Extract every line of the records below and reproduce each one without changing a single character.

** begin MATERIALS PROVIDED **

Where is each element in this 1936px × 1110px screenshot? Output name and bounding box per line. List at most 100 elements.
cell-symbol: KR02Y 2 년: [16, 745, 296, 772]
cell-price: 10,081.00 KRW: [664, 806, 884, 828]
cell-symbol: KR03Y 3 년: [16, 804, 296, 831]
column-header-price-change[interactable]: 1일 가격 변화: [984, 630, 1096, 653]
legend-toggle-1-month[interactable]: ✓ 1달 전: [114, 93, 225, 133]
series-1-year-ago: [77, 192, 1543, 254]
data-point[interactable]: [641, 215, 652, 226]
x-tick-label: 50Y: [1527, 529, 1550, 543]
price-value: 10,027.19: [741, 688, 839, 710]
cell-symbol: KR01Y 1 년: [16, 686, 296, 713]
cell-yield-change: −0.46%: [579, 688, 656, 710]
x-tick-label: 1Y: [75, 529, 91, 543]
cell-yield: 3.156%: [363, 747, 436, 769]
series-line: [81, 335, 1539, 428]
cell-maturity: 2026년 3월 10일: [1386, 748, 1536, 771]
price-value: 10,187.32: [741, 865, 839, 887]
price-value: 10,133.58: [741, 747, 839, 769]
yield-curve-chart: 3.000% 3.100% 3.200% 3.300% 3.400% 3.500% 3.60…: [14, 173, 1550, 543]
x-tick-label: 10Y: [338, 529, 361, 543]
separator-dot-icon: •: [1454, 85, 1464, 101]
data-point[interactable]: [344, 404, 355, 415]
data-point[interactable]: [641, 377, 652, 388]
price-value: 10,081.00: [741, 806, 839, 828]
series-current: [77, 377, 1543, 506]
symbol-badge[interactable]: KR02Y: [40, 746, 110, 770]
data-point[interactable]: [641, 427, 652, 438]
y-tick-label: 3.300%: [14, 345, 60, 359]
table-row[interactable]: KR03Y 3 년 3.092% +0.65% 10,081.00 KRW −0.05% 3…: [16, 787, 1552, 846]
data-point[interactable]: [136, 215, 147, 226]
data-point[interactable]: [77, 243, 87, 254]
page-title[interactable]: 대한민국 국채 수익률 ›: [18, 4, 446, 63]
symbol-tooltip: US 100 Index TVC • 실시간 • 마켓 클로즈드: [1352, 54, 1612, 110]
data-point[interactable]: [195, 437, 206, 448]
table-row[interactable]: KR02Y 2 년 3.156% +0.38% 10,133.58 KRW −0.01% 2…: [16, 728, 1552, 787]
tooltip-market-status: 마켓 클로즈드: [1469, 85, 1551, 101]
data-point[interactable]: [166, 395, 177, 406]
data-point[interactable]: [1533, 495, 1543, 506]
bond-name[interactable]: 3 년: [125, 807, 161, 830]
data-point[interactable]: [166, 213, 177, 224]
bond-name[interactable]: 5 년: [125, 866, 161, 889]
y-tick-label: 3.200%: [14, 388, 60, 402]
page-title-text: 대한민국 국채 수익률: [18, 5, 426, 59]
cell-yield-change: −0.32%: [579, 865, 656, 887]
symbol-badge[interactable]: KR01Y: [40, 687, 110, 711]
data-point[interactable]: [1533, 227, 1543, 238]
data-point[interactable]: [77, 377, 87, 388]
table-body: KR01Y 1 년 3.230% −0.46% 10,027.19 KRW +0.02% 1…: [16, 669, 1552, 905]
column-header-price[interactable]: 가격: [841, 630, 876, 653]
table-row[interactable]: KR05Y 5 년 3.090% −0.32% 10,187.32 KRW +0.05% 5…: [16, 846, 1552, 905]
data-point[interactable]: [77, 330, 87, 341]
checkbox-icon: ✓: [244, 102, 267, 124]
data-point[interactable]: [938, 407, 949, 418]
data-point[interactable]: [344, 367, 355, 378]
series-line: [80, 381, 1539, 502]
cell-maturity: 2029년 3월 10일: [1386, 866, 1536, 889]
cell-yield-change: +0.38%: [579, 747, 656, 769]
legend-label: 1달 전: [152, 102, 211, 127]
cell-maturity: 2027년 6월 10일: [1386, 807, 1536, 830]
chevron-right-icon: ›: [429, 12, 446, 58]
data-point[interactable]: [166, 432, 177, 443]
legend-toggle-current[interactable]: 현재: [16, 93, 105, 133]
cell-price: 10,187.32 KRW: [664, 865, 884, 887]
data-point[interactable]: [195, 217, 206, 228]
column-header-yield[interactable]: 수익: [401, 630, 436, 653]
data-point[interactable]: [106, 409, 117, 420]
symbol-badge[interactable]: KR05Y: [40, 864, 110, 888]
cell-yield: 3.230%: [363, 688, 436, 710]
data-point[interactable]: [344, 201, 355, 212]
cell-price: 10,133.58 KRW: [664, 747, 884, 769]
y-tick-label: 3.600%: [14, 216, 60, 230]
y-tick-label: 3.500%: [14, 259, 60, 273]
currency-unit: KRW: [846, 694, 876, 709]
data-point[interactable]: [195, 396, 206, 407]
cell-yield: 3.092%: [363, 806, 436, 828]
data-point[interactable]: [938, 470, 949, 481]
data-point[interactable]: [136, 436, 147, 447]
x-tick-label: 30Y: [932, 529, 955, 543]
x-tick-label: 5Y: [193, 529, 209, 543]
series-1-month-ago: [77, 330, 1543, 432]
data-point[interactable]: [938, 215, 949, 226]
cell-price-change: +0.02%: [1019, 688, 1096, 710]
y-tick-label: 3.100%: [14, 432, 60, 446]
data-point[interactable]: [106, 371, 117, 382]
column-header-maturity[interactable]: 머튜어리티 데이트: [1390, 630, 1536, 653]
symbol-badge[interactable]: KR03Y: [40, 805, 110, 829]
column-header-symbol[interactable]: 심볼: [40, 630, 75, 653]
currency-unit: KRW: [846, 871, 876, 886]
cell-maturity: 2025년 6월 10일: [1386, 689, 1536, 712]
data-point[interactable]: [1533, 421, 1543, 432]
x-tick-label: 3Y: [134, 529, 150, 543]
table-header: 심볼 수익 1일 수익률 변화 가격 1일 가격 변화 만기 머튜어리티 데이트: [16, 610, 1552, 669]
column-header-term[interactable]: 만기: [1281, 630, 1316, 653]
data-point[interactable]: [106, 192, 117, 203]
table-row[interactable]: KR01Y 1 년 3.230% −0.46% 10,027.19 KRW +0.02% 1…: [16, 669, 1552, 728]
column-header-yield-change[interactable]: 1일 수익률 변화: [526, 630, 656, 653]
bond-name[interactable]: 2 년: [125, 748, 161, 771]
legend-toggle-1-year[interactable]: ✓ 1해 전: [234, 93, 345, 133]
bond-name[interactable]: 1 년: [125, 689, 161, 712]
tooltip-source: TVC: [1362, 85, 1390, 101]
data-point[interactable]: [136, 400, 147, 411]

** end MATERIALS PROVIDED **

◆ OUTPUT OF THE EXERCISE:
Where is each element in this 1936px × 1110px screenshot? Output name and bounding box per line. List at most 100 elements.
cell-symbol: KR02Y 2 년: [16, 745, 296, 772]
cell-price: 10,081.00 KRW: [664, 806, 884, 828]
cell-symbol: KR03Y 3 년: [16, 804, 296, 831]
column-header-price-change[interactable]: 1일 가격 변화: [984, 630, 1096, 653]
legend-toggle-1-month[interactable]: ✓ 1달 전: [114, 93, 225, 133]
series-1-year-ago: [77, 192, 1543, 254]
data-point[interactable]: [641, 215, 652, 226]
x-tick-label: 50Y: [1527, 529, 1550, 543]
price-value: 10,027.19: [741, 688, 839, 710]
cell-symbol: KR01Y 1 년: [16, 686, 296, 713]
cell-yield-change: −0.46%: [579, 688, 656, 710]
x-tick-label: 1Y: [75, 529, 91, 543]
cell-yield: 3.156%: [363, 747, 436, 769]
series-line: [81, 335, 1539, 428]
cell-maturity: 2026년 3월 10일: [1386, 748, 1536, 771]
price-value: 10,187.32: [741, 865, 839, 887]
price-value: 10,133.58: [741, 747, 839, 769]
yield-curve-chart: 3.000% 3.100% 3.200% 3.300% 3.400% 3.500% 3.60…: [14, 173, 1550, 543]
x-tick-label: 10Y: [338, 529, 361, 543]
separator-dot-icon: •: [1454, 85, 1464, 101]
data-point[interactable]: [344, 404, 355, 415]
data-point[interactable]: [641, 377, 652, 388]
price-value: 10,081.00: [741, 806, 839, 828]
series-current: [77, 377, 1543, 506]
symbol-badge[interactable]: KR02Y: [40, 746, 110, 770]
data-point[interactable]: [641, 427, 652, 438]
y-tick-label: 3.300%: [14, 345, 60, 359]
table-row[interactable]: KR03Y 3 년 3.092% +0.65% 10,081.00 KRW −0.05% 3…: [16, 787, 1552, 846]
data-point[interactable]: [136, 215, 147, 226]
data-point[interactable]: [77, 243, 87, 254]
page-title[interactable]: 대한민국 국채 수익률 ›: [18, 4, 446, 63]
symbol-tooltip: US 100 Index TVC • 실시간 • 마켓 클로즈드: [1352, 54, 1612, 110]
data-point[interactable]: [195, 437, 206, 448]
table-row[interactable]: KR02Y 2 년 3.156% +0.38% 10,133.58 KRW −0.01% 2…: [16, 728, 1552, 787]
tooltip-market-status: 마켓 클로즈드: [1469, 85, 1551, 101]
data-point[interactable]: [166, 395, 177, 406]
data-point[interactable]: [1533, 495, 1543, 506]
bond-name[interactable]: 3 년: [125, 807, 161, 830]
data-point[interactable]: [166, 213, 177, 224]
bond-name[interactable]: 5 년: [125, 866, 161, 889]
y-tick-label: 3.200%: [14, 388, 60, 402]
page-title-text: 대한민국 국채 수익률: [18, 5, 426, 59]
cell-yield-change: −0.32%: [579, 865, 656, 887]
symbol-badge[interactable]: KR01Y: [40, 687, 110, 711]
data-point[interactable]: [1533, 227, 1543, 238]
data-point[interactable]: [77, 377, 87, 388]
table-body: KR01Y 1 년 3.230% −0.46% 10,027.19 KRW +0.02% 1…: [16, 669, 1552, 905]
column-header-price[interactable]: 가격: [841, 630, 876, 653]
table-row[interactable]: KR05Y 5 년 3.090% −0.32% 10,187.32 KRW +0.05% 5…: [16, 846, 1552, 905]
data-point[interactable]: [77, 330, 87, 341]
checkbox-icon: ✓: [244, 102, 267, 124]
data-point[interactable]: [938, 407, 949, 418]
data-point[interactable]: [344, 367, 355, 378]
series-line: [80, 381, 1539, 502]
cell-maturity: 2029년 3월 10일: [1386, 866, 1536, 889]
cell-yield-change: +0.38%: [579, 747, 656, 769]
legend-label: 1달 전: [152, 102, 211, 127]
cell-maturity: 2027년 6월 10일: [1386, 807, 1536, 830]
chevron-right-icon: ›: [429, 12, 446, 58]
data-point[interactable]: [166, 432, 177, 443]
legend-toggle-current[interactable]: 현재: [16, 93, 105, 133]
cell-price: 10,187.32 KRW: [664, 865, 884, 887]
data-point[interactable]: [195, 217, 206, 228]
column-header-yield[interactable]: 수익: [401, 630, 436, 653]
data-point[interactable]: [106, 409, 117, 420]
symbol-badge[interactable]: KR05Y: [40, 864, 110, 888]
cell-yield: 3.230%: [363, 688, 436, 710]
data-point[interactable]: [344, 201, 355, 212]
cell-price: 10,133.58 KRW: [664, 747, 884, 769]
y-tick-label: 3.600%: [14, 216, 60, 230]
y-tick-label: 3.500%: [14, 259, 60, 273]
currency-unit: KRW: [846, 694, 876, 709]
data-point[interactable]: [195, 396, 206, 407]
cell-yield: 3.092%: [363, 806, 436, 828]
data-point[interactable]: [938, 470, 949, 481]
data-point[interactable]: [136, 436, 147, 447]
x-tick-label: 30Y: [932, 529, 955, 543]
x-tick-label: 5Y: [193, 529, 209, 543]
series-1-month-ago: [77, 330, 1543, 432]
data-point[interactable]: [938, 215, 949, 226]
cell-price-change: +0.02%: [1019, 688, 1096, 710]
y-tick-label: 3.100%: [14, 432, 60, 446]
data-point[interactable]: [106, 371, 117, 382]
column-header-maturity[interactable]: 머튜어리티 데이트: [1390, 630, 1536, 653]
symbol-badge[interactable]: KR03Y: [40, 805, 110, 829]
column-header-symbol[interactable]: 심볼: [40, 630, 75, 653]
currency-unit: KRW: [846, 871, 876, 886]
cell-maturity: 2025년 6월 10일: [1386, 689, 1536, 712]
data-point[interactable]: [1533, 421, 1543, 432]
x-tick-label: 3Y: [134, 529, 150, 543]
table-header: 심볼 수익 1일 수익률 변화 가격 1일 가격 변화 만기 머튜어리티 데이트: [16, 610, 1552, 669]
column-header-term[interactable]: 만기: [1281, 630, 1316, 653]
data-point[interactable]: [106, 192, 117, 203]
table-row[interactable]: KR01Y 1 년 3.230% −0.46% 10,027.19 KRW +0.02% 1…: [16, 669, 1552, 728]
column-header-yield-change[interactable]: 1일 수익률 변화: [526, 630, 656, 653]
bond-name[interactable]: 2 년: [125, 748, 161, 771]
legend-toggle-1-year[interactable]: ✓ 1해 전: [234, 93, 345, 133]
bond-name[interactable]: 1 년: [125, 689, 161, 712]
tooltip-source: TVC: [1362, 85, 1390, 101]
data-point[interactable]: [136, 400, 147, 411]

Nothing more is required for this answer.